- _WHAT NEEDS TO BE DONE_:
Leave out the images and repeat the listing below without a single change.

┌─ SOURCE MATERIAL

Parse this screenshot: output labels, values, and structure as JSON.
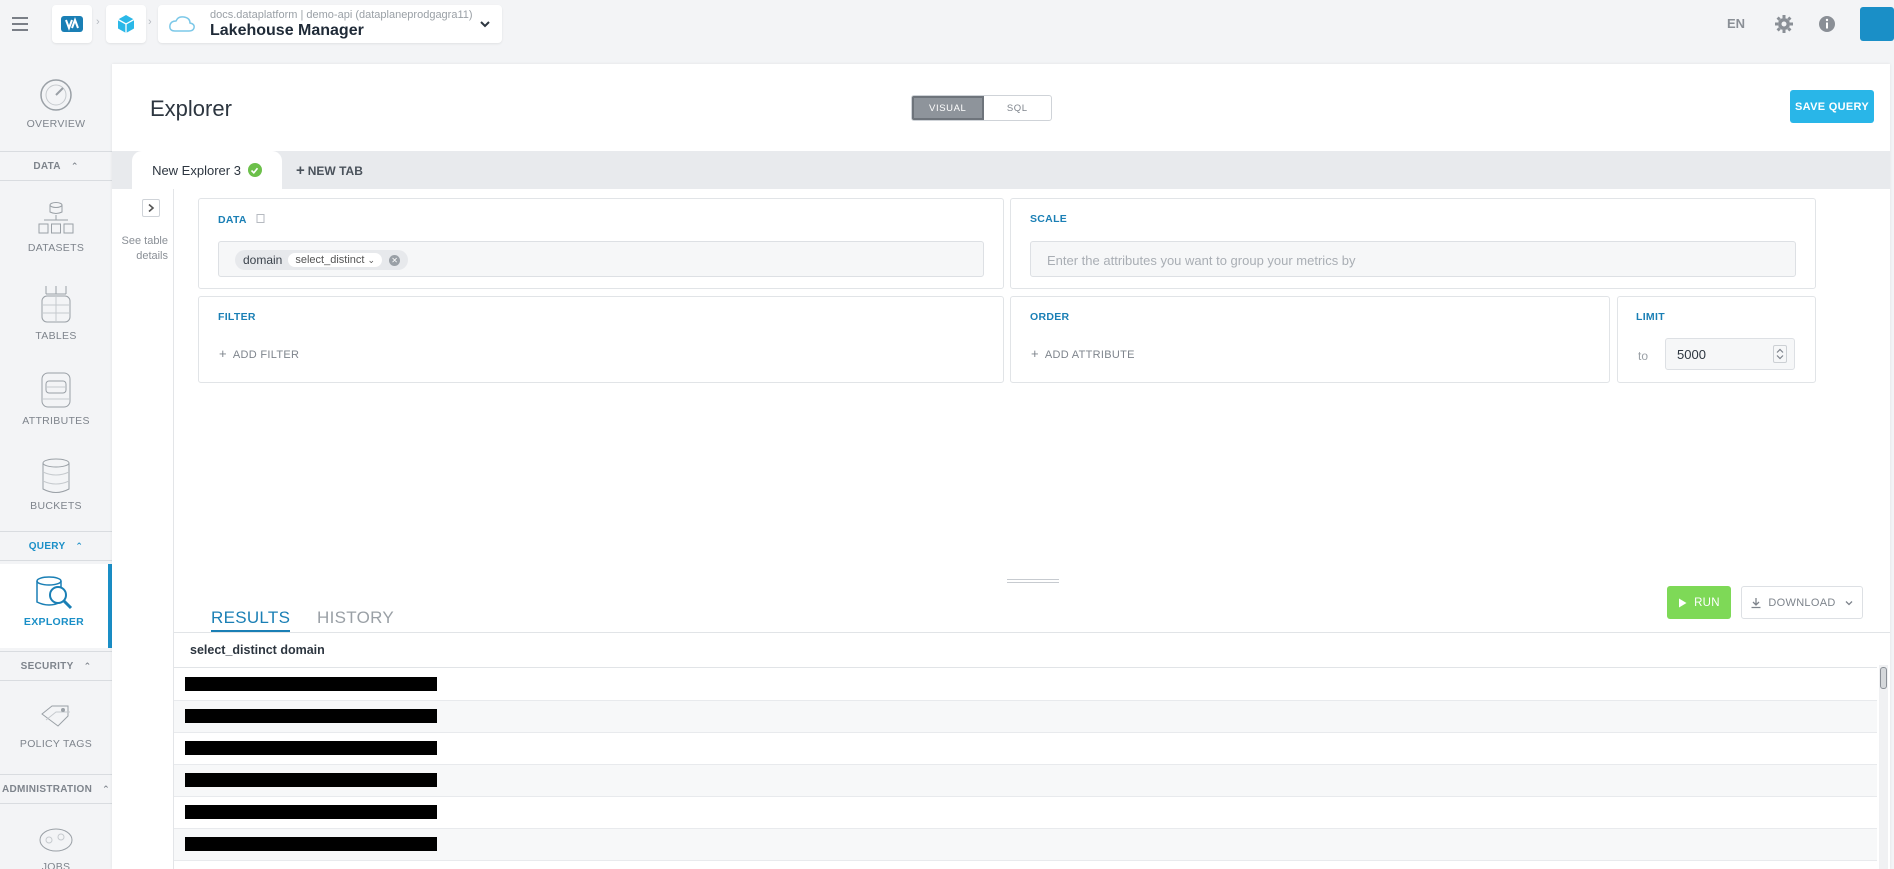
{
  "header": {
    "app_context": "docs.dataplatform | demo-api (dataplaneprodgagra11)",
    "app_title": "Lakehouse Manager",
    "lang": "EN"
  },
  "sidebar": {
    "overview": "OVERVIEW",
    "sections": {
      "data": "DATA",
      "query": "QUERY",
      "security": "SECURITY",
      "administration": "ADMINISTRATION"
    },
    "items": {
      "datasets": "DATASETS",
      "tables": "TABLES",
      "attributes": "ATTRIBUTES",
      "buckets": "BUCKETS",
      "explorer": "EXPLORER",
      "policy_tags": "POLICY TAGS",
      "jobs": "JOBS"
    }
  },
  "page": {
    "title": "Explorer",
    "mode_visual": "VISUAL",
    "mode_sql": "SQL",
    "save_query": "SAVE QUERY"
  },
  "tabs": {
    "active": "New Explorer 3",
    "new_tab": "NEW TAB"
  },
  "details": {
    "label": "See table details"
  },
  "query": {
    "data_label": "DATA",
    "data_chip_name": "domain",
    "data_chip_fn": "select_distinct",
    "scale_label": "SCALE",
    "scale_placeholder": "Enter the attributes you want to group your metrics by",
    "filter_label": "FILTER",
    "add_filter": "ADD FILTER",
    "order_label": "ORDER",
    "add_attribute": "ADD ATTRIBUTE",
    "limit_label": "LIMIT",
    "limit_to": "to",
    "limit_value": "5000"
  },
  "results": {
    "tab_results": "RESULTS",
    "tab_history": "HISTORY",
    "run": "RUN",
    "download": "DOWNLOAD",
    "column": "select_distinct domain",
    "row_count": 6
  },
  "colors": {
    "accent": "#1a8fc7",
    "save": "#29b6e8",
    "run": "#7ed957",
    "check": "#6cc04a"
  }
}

└─

- _CORRECT ANSWER_:
Parse this screenshot: output labels, values, and structure as JSON.
{
  "header": {
    "app_context": "docs.dataplatform | demo-api (dataplaneprodgagra11)",
    "app_title": "Lakehouse Manager",
    "lang": "EN"
  },
  "sidebar": {
    "overview": "OVERVIEW",
    "sections": {
      "data": "DATA",
      "query": "QUERY",
      "security": "SECURITY",
      "administration": "ADMINISTRATION"
    },
    "items": {
      "datasets": "DATASETS",
      "tables": "TABLES",
      "attributes": "ATTRIBUTES",
      "buckets": "BUCKETS",
      "explorer": "EXPLORER",
      "policy_tags": "POLICY TAGS",
      "jobs": "JOBS"
    }
  },
  "page": {
    "title": "Explorer",
    "mode_visual": "VISUAL",
    "mode_sql": "SQL",
    "save_query": "SAVE QUERY"
  },
  "tabs": {
    "active": "New Explorer 3",
    "new_tab": "NEW TAB"
  },
  "details": {
    "label": "See table details"
  },
  "query": {
    "data_label": "DATA",
    "data_chip_name": "domain",
    "data_chip_fn": "select_distinct",
    "scale_label": "SCALE",
    "scale_placeholder": "Enter the attributes you want to group your metrics by",
    "filter_label": "FILTER",
    "add_filter": "ADD FILTER",
    "order_label": "ORDER",
    "add_attribute": "ADD ATTRIBUTE",
    "limit_label": "LIMIT",
    "limit_to": "to",
    "limit_value": "5000"
  },
  "results": {
    "tab_results": "RESULTS",
    "tab_history": "HISTORY",
    "run": "RUN",
    "download": "DOWNLOAD",
    "column": "select_distinct domain",
    "row_count": 6
  },
  "colors": {
    "accent": "#1a8fc7",
    "save": "#29b6e8",
    "run": "#7ed957",
    "check": "#6cc04a"
  }
}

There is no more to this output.